═════ RECORD EXCERPTS ═════

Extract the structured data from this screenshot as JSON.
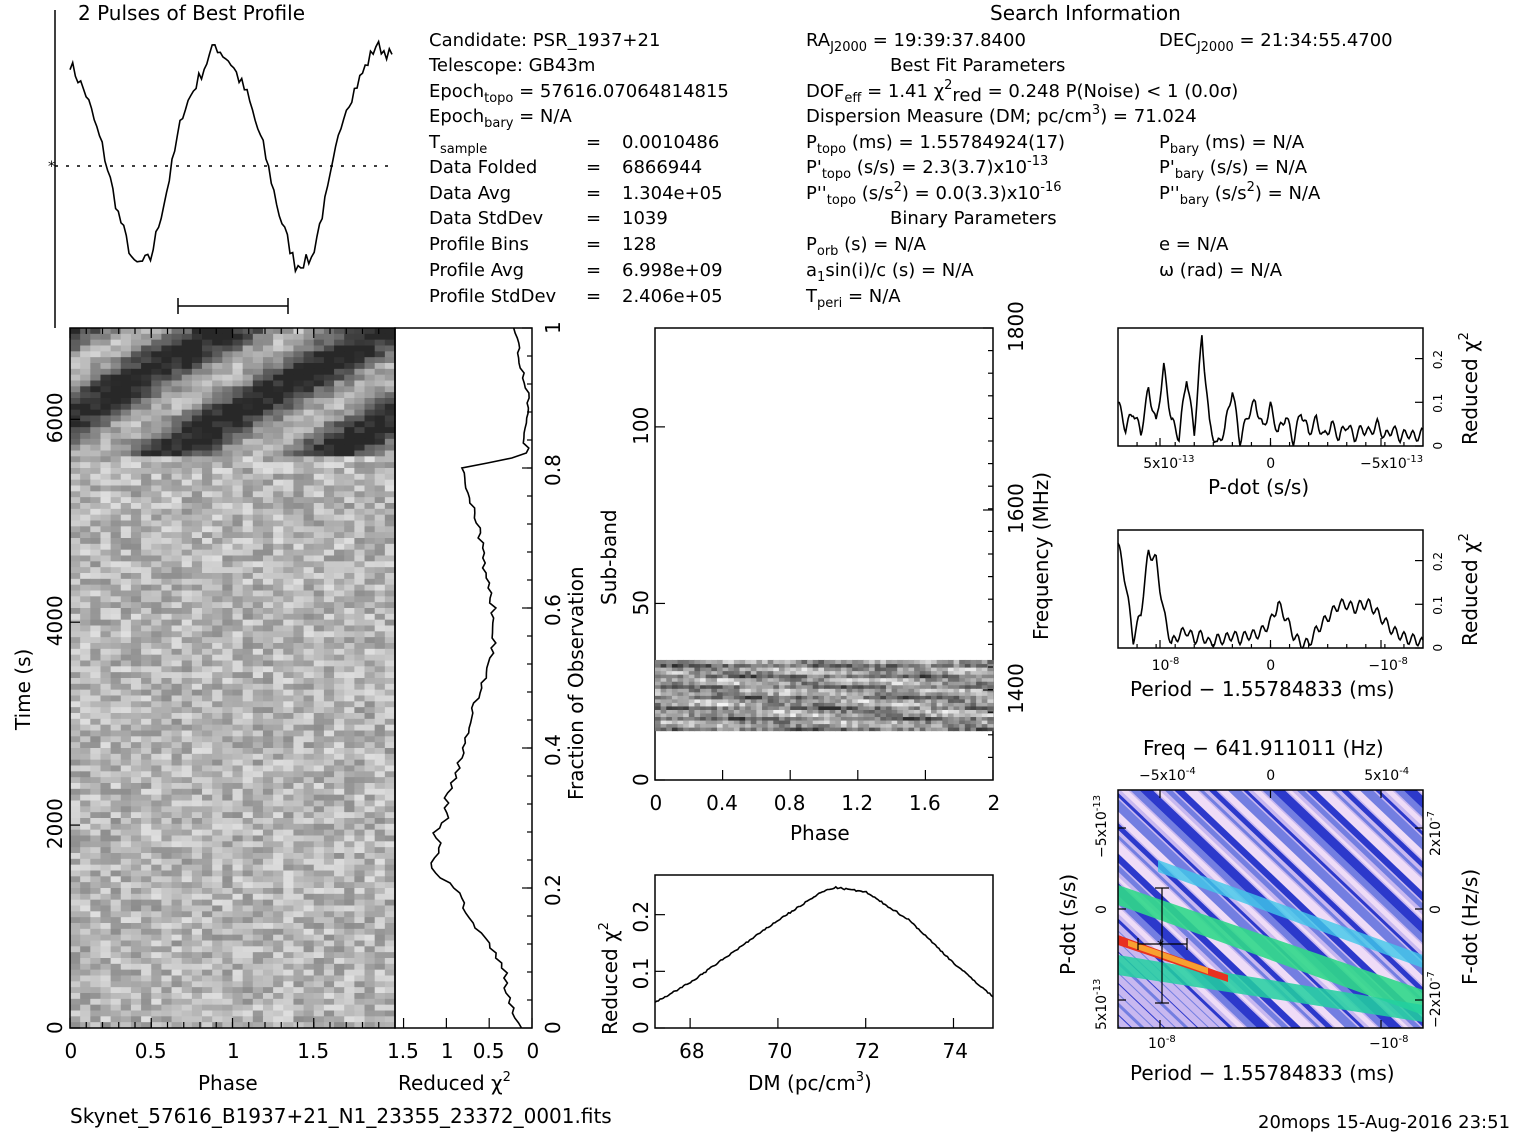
{
  "colors": {
    "ink": "#000000",
    "paper": "#ffffff",
    "ppdot_dark": "#2a2ad0",
    "ppdot_light": "#e8c8f0",
    "ppdot_green": "#20d070",
    "ppdot_red": "#e03020"
  },
  "titles": {
    "profile": "2 Pulses of Best Profile",
    "search_info": "Search Information",
    "best_fit": "Best Fit Parameters",
    "binary": "Binary Parameters",
    "filename": "Skynet_57616_B1937+21_N1_23355_23372_0001.fits",
    "stamp": "20mops 15-Aug-2016 23:51"
  },
  "info_left": [
    {
      "label": "Candidate:  PSR_1937+21",
      "value": ""
    },
    {
      "label": "Telescope:  GB43m",
      "value": ""
    },
    {
      "label": "Epoch",
      "sub": "topo",
      "rest": " = 57616.07064814815"
    },
    {
      "label": "Epoch",
      "sub": "bary",
      "rest": " = N/A"
    },
    {
      "label": "T",
      "sub": "sample",
      "rest": "",
      "eq": "=",
      "value": "0.0010486"
    },
    {
      "label": "Data Folded",
      "eq": "=",
      "value": "6866944"
    },
    {
      "label": "Data Avg",
      "eq": "=",
      "value": "1.304e+05"
    },
    {
      "label": "Data StdDev",
      "eq": "=",
      "value": "1039"
    },
    {
      "label": "Profile Bins",
      "eq": "=",
      "value": "128"
    },
    {
      "label": "Profile Avg",
      "eq": "=",
      "value": "6.998e+09"
    },
    {
      "label": "Profile StdDev",
      "eq": "=",
      "value": "2.406e+05"
    }
  ],
  "info_mid": {
    "ra": "RA",
    "ra_sub": "J2000",
    "ra_val": " = 19:39:37.8400",
    "dof": "DOF",
    "dof_sub": "eff",
    "dof_val": " = 1.41  ",
    "chi": "χ",
    "chi_sup": "2",
    "chi_sub": "red",
    "chi_val": " = 0.248  P(Noise) < 1  (0.0σ)",
    "dm_line": "Dispersion Measure (DM; pc/cm",
    "dm_sup": "3",
    "dm_val": ") = 71.024",
    "ptopo": "P",
    "ptopo_sub": "topo",
    "ptopo_val": " (ms) =  1.55784924(17)",
    "pdtopo": "P'",
    "pdtopo_sub": "topo",
    "pdtopo_val": " (s/s) =  2.3(3.7)x10",
    "pdtopo_exp": "-13",
    "pddtopo": "P''",
    "pddtopo_sub": "topo",
    "pddtopo_val": " (s/s",
    "pddtopo_sup": "2",
    "pddtopo_val2": ") = 0.0(3.3)x10",
    "pddtopo_exp": "-16",
    "porb": "P",
    "porb_sub": "orb",
    "porb_val": " (s) = N/A",
    "a1": "a",
    "a1_sub": "1",
    "a1_val": "sin(i)/c (s) = N/A",
    "tperi": "T",
    "tperi_sub": "peri",
    "tperi_val": " = N/A"
  },
  "info_right": {
    "dec": "DEC",
    "dec_sub": "J2000",
    "dec_val": " = 21:34:55.4700",
    "pbary": "P",
    "pbary_sub": "bary",
    "pbary_val": " (ms) = N/A",
    "pdbary": "P'",
    "pdbary_sub": "bary",
    "pdbary_val": " (s/s) = N/A",
    "pddbary": "P''",
    "pddbary_sub": "bary",
    "pddbary_val": " (s/s",
    "pddbary_sup": "2",
    "pddbary_val2": ") = N/A",
    "e": "e = N/A",
    "omega": "ω (rad) = N/A"
  },
  "chart_data": [
    {
      "id": "profile",
      "type": "line",
      "title": "2 Pulses of Best Profile",
      "x": [
        0,
        0.1,
        0.2,
        0.3,
        0.4,
        0.5,
        0.6,
        0.7,
        0.8,
        0.9,
        1.0,
        1.1,
        1.2,
        1.3,
        1.4,
        1.5,
        1.6,
        1.7,
        1.8,
        1.9,
        2.0
      ],
      "values": [
        0.92,
        0.78,
        0.55,
        0.25,
        0.02,
        0.05,
        0.35,
        0.7,
        0.85,
        1.0,
        0.92,
        0.78,
        0.55,
        0.25,
        0.02,
        0.05,
        0.35,
        0.7,
        0.85,
        1.0,
        0.95
      ],
      "ylim": [
        0,
        1.1
      ],
      "mean_line": 0.5
    },
    {
      "id": "time_phase",
      "type": "heatmap",
      "xlabel": "Phase",
      "ylabel": "Time (s)",
      "xticks": [
        "0",
        "0.5",
        "1",
        "1.5"
      ],
      "yticks": [
        "0",
        "2000",
        "4000",
        "6000"
      ],
      "xlim": [
        0,
        2
      ],
      "ylim": [
        0,
        6900
      ]
    },
    {
      "id": "time_chi",
      "type": "line",
      "xlabel": "Reduced χ",
      "xlabel_sup": "2",
      "ylabel": "Fraction of Observation",
      "xticks": [
        "1.5",
        "1",
        "0.5",
        "0"
      ],
      "yticks": [
        "0",
        "0.2",
        "0.4",
        "0.6",
        "0.8",
        "1"
      ],
      "frac": [
        0.0,
        0.02,
        0.05,
        0.08,
        0.12,
        0.15,
        0.2,
        0.23,
        0.26,
        0.28,
        0.3,
        0.33,
        0.36,
        0.4,
        0.45,
        0.5,
        0.55,
        0.6,
        0.65,
        0.7,
        0.75,
        0.78,
        0.8,
        0.82,
        0.85,
        0.9,
        0.95,
        1.0
      ],
      "values": [
        0.1,
        0.2,
        0.3,
        0.3,
        0.5,
        0.7,
        0.9,
        1.2,
        1.05,
        1.15,
        1.0,
        1.0,
        0.9,
        0.8,
        0.7,
        0.55,
        0.45,
        0.45,
        0.55,
        0.6,
        0.7,
        0.8,
        0.8,
        0.05,
        0.1,
        0.05,
        0.15,
        0.2
      ],
      "xlim": [
        1.6,
        0
      ]
    },
    {
      "id": "subband",
      "type": "heatmap",
      "xlabel": "Phase",
      "ylabel": "Sub-band",
      "ylabel2": "Frequency (MHz)",
      "xticks": [
        "0",
        "0.4",
        "0.8",
        "1.2",
        "1.6",
        "2"
      ],
      "yticks": [
        "0",
        "50",
        "100"
      ],
      "freqticks": [
        "1400",
        "1600",
        "1800"
      ],
      "xlim": [
        0,
        2
      ],
      "ylim": [
        0,
        128
      ],
      "band": [
        14,
        34
      ]
    },
    {
      "id": "dm",
      "type": "line",
      "xlabel": "DM (pc/cm",
      "xlabel_sup": "3",
      "xlabel_end": ")",
      "ylabel": "Reduced χ",
      "ylabel_sup": "2",
      "x": [
        67.2,
        68,
        69,
        70,
        71,
        71.3,
        72,
        73,
        74,
        74.9
      ],
      "values": [
        0.045,
        0.08,
        0.135,
        0.19,
        0.24,
        0.248,
        0.24,
        0.19,
        0.115,
        0.055
      ],
      "xticks": [
        "68",
        "70",
        "72",
        "74"
      ],
      "yticks": [
        "0",
        "0.1",
        "0.2"
      ],
      "xlim": [
        67.2,
        74.9
      ],
      "ylim": [
        0,
        0.27
      ]
    },
    {
      "id": "pdot",
      "type": "line",
      "xlabel": "P-dot (s/s)",
      "ylabel": "Reduced χ",
      "ylabel_sup": "2",
      "x": [
        0,
        1,
        2,
        3,
        4,
        5,
        6,
        7,
        8,
        9,
        10,
        11,
        12,
        13,
        14,
        15,
        16,
        17,
        18,
        19,
        20,
        21,
        22,
        23,
        24,
        25,
        26,
        27,
        28,
        29,
        30,
        31,
        32,
        33,
        34,
        35,
        36,
        37,
        38,
        39,
        40
      ],
      "values": [
        0.1,
        0.04,
        0.08,
        0.03,
        0.13,
        0.05,
        0.18,
        0.06,
        0.02,
        0.16,
        0.03,
        0.25,
        0.05,
        0.0,
        0.04,
        0.13,
        0.01,
        0.07,
        0.1,
        0.04,
        0.09,
        0.03,
        0.07,
        0.01,
        0.08,
        0.03,
        0.06,
        0.02,
        0.05,
        0.02,
        0.05,
        0.02,
        0.04,
        0.03,
        0.05,
        0.02,
        0.04,
        0.02,
        0.03,
        0.02,
        0.03
      ],
      "xticks": [
        "5x10",
        "0",
        "−5x10"
      ],
      "xtick_exp": "-13",
      "yticks": [
        "0",
        "0.1",
        "0.2"
      ],
      "ylim": [
        0,
        0.27
      ]
    },
    {
      "id": "period",
      "type": "line",
      "xlabel": "Period − 1.55784833 (ms)",
      "ylabel": "Reduced χ",
      "ylabel_sup": "2",
      "x": [
        0,
        1,
        2,
        3,
        4,
        5,
        6,
        7,
        8,
        9,
        10,
        11,
        12,
        13,
        14,
        15,
        16,
        17,
        18,
        19,
        20,
        21,
        22,
        23,
        24,
        25,
        26,
        27,
        28,
        29,
        30,
        31,
        32,
        33,
        34,
        35,
        36,
        37,
        38,
        39,
        40
      ],
      "values": [
        0.24,
        0.15,
        0.02,
        0.08,
        0.22,
        0.2,
        0.08,
        0.01,
        0.03,
        0.04,
        0.02,
        0.03,
        0.01,
        0.02,
        0.02,
        0.03,
        0.02,
        0.03,
        0.03,
        0.04,
        0.06,
        0.1,
        0.07,
        0.03,
        0.01,
        0.01,
        0.04,
        0.06,
        0.08,
        0.1,
        0.1,
        0.09,
        0.1,
        0.1,
        0.08,
        0.06,
        0.04,
        0.03,
        0.02,
        0.02,
        0.01
      ],
      "xticks": [
        "10",
        "0",
        "−10"
      ],
      "xtick_exp": "-8",
      "yticks": [
        "0",
        "0.1",
        "0.2"
      ],
      "ylim": [
        0,
        0.27
      ]
    },
    {
      "id": "ppdot",
      "type": "heatmap",
      "title": "Freq − 641.911011 (Hz)",
      "xlabel": "Period − 1.55784833 (ms)",
      "ylabel": "P-dot (s/s)",
      "ylabel2": "F-dot (Hz/s)",
      "topticks": [
        "−5x10",
        "0",
        "5x10"
      ],
      "top_exp": "-4",
      "xticks": [
        "10",
        "−10"
      ],
      "x_exp": "-8",
      "yticks": [
        "−5x10",
        "0",
        "5x10"
      ],
      "y_exp": "-13",
      "y2ticks": [
        "2x10",
        "0",
        "−2x10"
      ],
      "y2_exp": "-7"
    }
  ]
}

═════

## EXERCISE DIRECTIONS:
Report how many lines include the word "Best". Give nothing but the number.

## WRITTEN REPLY:
3